WHAT TO DO: How many lines of the entries below include the word "this"? Answer with the number alone.

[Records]
* BEGIN *

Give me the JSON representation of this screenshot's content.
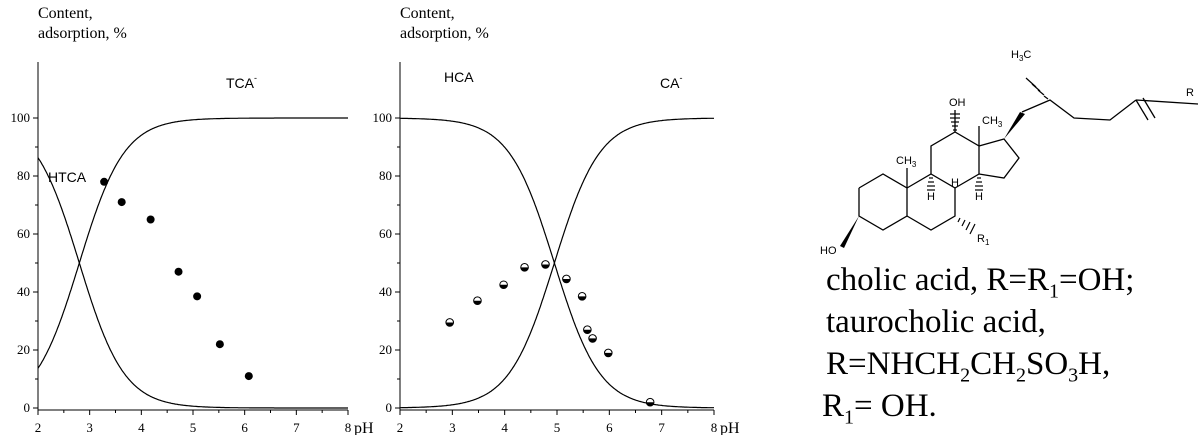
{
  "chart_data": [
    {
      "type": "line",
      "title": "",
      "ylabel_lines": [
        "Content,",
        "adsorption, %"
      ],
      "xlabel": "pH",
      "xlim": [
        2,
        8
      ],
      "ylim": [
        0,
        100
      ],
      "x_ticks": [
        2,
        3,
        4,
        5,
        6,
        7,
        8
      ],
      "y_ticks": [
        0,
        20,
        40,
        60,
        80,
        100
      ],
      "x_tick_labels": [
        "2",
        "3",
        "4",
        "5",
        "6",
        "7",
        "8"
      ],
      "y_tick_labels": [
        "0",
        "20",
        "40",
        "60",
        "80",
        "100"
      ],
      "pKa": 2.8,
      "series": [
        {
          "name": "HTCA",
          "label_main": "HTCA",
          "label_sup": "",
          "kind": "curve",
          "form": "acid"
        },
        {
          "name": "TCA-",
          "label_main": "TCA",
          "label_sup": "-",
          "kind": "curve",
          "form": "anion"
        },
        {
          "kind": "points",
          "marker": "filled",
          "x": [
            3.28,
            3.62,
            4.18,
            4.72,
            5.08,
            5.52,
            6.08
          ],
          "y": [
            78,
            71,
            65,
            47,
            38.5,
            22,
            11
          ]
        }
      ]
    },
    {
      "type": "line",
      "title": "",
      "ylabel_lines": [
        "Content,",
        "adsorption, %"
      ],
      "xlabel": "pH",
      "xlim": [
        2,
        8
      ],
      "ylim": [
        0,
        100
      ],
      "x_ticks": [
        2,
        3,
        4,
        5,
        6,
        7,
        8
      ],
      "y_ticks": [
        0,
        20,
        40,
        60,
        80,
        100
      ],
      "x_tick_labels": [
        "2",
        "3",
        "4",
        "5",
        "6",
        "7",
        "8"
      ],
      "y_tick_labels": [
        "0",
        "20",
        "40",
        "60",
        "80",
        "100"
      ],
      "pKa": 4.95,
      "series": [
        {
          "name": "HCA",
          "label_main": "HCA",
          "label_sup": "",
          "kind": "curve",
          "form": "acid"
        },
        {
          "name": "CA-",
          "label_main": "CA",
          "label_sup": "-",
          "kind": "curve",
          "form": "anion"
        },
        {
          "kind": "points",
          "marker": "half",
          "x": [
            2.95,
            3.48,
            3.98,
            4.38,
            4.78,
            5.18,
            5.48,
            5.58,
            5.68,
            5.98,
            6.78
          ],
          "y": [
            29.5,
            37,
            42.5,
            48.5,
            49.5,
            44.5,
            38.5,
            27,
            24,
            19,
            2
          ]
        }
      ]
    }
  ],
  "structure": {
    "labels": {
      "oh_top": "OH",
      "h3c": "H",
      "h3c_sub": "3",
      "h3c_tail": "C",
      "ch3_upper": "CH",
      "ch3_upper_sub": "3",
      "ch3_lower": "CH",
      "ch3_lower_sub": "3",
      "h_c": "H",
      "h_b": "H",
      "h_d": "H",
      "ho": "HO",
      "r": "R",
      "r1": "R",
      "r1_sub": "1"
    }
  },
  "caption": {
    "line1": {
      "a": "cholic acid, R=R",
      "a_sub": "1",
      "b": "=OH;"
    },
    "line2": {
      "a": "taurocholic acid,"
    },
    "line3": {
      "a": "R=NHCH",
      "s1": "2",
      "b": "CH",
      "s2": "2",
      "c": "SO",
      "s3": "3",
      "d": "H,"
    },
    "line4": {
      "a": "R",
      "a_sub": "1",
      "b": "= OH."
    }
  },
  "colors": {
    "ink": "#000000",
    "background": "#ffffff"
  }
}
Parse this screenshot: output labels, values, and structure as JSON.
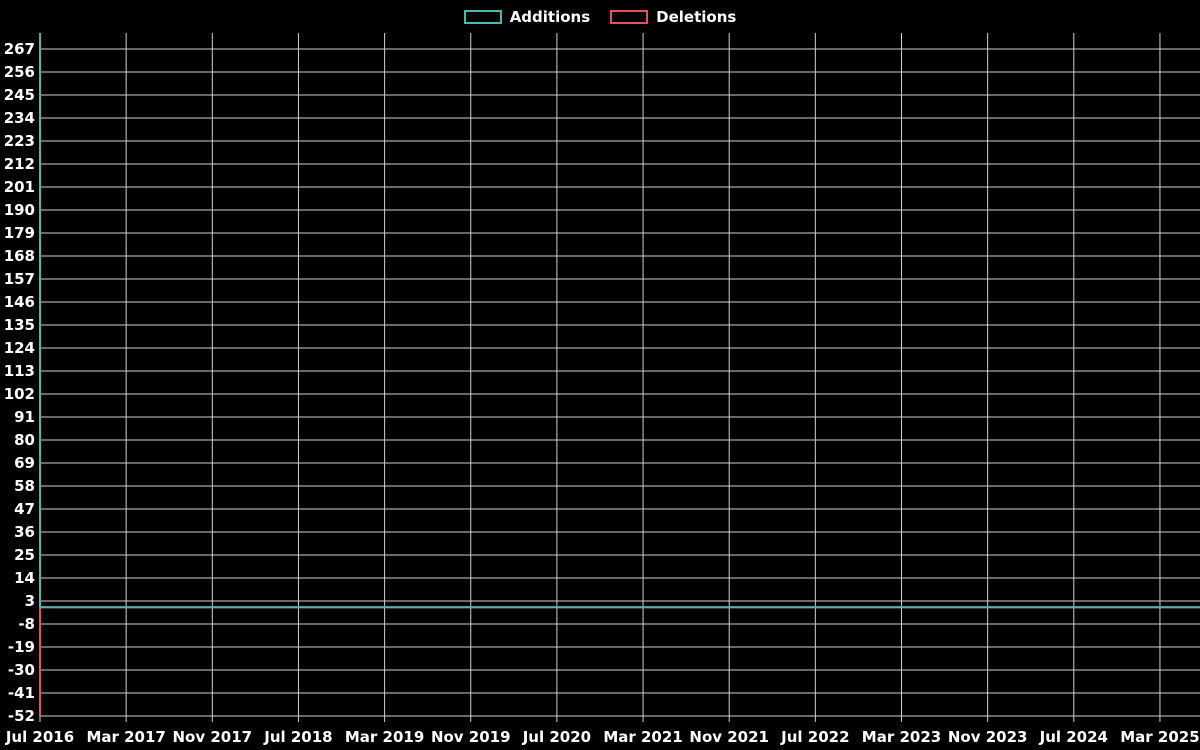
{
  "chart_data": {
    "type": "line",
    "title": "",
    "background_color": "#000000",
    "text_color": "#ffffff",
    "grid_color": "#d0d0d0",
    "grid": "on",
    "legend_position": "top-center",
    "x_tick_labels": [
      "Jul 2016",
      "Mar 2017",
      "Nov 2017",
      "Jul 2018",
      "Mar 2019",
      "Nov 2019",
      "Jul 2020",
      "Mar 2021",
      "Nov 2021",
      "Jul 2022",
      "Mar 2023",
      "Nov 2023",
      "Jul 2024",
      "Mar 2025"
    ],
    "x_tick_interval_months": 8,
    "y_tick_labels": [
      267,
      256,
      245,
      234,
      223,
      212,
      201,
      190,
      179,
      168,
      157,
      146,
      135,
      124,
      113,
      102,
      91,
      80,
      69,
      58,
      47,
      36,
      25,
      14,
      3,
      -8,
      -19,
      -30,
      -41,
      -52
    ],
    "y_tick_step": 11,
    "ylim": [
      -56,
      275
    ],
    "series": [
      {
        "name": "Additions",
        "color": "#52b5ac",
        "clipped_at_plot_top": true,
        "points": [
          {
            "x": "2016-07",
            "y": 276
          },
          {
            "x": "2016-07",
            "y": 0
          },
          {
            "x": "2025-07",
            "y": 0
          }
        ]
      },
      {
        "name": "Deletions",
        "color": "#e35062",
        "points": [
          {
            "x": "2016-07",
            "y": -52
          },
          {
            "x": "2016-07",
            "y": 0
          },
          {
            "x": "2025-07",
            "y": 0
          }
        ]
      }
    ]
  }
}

* END *
* BEGIN *

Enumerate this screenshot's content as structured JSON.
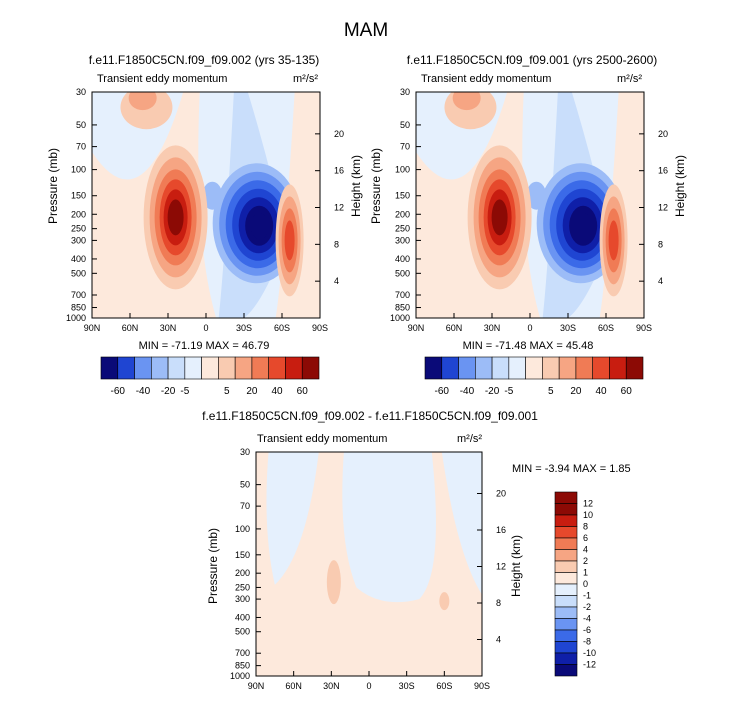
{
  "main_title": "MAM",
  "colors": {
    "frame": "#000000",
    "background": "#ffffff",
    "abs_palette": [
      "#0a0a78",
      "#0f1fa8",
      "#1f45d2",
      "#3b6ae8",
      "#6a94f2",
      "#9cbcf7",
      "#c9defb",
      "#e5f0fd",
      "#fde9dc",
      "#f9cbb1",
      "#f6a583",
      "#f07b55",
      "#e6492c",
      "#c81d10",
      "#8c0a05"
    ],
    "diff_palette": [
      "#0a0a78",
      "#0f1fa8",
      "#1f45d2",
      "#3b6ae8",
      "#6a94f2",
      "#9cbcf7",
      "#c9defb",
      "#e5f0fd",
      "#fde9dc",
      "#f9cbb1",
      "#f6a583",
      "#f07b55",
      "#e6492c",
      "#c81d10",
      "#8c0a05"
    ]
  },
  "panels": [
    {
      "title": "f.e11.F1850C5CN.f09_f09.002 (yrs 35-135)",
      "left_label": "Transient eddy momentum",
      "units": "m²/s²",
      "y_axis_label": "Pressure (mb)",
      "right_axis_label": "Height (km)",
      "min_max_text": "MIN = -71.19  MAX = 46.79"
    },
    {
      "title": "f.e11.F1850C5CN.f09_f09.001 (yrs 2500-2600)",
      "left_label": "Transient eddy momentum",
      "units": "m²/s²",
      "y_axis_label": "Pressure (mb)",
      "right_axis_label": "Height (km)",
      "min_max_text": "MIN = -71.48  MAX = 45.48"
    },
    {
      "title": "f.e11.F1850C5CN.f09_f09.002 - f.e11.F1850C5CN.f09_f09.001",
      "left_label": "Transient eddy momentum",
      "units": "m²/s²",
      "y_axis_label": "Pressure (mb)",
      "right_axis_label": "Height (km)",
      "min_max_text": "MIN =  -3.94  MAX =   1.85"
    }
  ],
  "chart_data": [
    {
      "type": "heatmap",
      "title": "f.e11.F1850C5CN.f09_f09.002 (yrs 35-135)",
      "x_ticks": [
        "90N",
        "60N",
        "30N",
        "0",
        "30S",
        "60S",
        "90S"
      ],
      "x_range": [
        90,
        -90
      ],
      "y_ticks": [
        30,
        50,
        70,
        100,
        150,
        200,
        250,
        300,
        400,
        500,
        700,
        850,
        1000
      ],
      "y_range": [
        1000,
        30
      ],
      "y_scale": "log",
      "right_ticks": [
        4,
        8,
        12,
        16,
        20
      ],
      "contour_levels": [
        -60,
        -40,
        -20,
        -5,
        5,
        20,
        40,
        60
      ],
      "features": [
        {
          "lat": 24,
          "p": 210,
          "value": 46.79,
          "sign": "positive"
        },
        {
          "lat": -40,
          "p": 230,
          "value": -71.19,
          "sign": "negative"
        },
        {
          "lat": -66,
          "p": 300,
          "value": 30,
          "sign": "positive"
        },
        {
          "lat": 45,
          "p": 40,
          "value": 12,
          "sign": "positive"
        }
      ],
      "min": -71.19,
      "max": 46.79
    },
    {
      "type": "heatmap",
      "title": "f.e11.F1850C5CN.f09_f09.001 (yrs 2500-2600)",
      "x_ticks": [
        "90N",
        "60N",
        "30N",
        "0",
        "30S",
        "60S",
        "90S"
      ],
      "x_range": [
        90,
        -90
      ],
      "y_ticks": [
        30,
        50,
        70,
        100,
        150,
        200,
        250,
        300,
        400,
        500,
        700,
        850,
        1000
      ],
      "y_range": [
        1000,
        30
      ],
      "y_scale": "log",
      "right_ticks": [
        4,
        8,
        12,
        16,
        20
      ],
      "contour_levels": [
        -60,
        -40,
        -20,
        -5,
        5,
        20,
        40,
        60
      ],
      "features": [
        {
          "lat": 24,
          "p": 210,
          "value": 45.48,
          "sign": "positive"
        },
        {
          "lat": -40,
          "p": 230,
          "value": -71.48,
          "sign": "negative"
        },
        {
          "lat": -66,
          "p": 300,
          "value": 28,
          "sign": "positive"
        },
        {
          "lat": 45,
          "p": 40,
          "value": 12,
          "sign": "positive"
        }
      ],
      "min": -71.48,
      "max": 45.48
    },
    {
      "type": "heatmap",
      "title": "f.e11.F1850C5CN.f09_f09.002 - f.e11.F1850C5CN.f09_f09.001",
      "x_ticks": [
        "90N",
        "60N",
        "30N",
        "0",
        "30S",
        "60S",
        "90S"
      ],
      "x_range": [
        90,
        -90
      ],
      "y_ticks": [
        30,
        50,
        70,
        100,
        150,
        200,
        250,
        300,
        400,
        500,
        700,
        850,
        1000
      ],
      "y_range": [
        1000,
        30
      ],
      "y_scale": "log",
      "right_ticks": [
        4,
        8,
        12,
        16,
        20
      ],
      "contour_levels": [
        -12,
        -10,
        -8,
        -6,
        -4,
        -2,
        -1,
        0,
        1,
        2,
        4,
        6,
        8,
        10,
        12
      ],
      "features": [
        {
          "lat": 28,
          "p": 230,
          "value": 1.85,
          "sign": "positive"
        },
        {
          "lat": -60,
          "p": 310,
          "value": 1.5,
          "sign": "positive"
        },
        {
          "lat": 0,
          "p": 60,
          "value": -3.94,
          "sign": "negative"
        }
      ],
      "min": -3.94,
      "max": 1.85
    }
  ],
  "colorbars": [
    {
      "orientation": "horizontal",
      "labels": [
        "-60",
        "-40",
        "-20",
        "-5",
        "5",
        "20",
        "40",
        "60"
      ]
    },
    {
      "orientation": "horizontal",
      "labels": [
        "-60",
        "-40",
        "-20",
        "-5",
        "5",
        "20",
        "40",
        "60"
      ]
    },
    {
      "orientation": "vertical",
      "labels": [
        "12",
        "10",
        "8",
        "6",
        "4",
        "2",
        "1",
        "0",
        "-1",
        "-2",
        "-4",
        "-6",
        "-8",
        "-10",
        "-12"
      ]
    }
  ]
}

* END *

SOLVED PROBLEM: 3